■ WORK TO COMPLETE ■
A word-for-word transcription of every record is needed.

________________________________________

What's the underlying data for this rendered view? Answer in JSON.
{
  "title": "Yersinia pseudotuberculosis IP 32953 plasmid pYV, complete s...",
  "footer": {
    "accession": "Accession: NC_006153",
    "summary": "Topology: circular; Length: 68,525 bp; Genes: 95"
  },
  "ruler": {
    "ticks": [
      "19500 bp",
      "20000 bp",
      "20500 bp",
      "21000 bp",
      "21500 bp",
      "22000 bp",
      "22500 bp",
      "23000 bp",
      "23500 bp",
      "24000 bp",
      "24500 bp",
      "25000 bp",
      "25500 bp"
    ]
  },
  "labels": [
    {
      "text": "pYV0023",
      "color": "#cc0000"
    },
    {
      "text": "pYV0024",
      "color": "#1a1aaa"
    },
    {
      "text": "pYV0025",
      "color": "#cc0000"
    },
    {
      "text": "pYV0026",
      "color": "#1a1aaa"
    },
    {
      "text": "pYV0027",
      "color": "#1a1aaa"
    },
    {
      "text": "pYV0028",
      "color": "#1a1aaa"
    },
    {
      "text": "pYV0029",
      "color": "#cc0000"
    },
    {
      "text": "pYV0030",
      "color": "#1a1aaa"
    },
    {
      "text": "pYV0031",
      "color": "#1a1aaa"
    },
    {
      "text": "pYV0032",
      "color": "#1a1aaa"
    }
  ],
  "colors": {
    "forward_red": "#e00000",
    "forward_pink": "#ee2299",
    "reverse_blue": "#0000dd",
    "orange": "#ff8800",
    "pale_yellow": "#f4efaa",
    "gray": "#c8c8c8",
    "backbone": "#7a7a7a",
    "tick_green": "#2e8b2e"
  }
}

________________________________________

■ EXPECTED ANSWER ■
What's the underlying data for this rendered view? Answer in JSON.
{
  "title": "Yersinia pseudotuberculosis IP 32953 plasmid pYV, complete s...",
  "footer": {
    "accession": "Accession: NC_006153",
    "summary": "Topology: circular; Length: 68,525 bp; Genes: 95"
  },
  "ruler": {
    "ticks": [
      "19500 bp",
      "20000 bp",
      "20500 bp",
      "21000 bp",
      "21500 bp",
      "22000 bp",
      "22500 bp",
      "23000 bp",
      "23500 bp",
      "24000 bp",
      "24500 bp",
      "25000 bp",
      "25500 bp"
    ]
  },
  "labels": [
    {
      "text": "pYV0023",
      "color": "#cc0000"
    },
    {
      "text": "pYV0024",
      "color": "#1a1aaa"
    },
    {
      "text": "pYV0025",
      "color": "#cc0000"
    },
    {
      "text": "pYV0026",
      "color": "#1a1aaa"
    },
    {
      "text": "pYV0027",
      "color": "#1a1aaa"
    },
    {
      "text": "pYV0028",
      "color": "#1a1aaa"
    },
    {
      "text": "pYV0029",
      "color": "#cc0000"
    },
    {
      "text": "pYV0030",
      "color": "#1a1aaa"
    },
    {
      "text": "pYV0031",
      "color": "#1a1aaa"
    },
    {
      "text": "pYV0032",
      "color": "#1a1aaa"
    }
  ],
  "colors": {
    "forward_red": "#e00000",
    "forward_pink": "#ee2299",
    "reverse_blue": "#0000dd",
    "orange": "#ff8800",
    "pale_yellow": "#f4efaa",
    "gray": "#c8c8c8",
    "backbone": "#7a7a7a",
    "tick_green": "#2e8b2e"
  }
}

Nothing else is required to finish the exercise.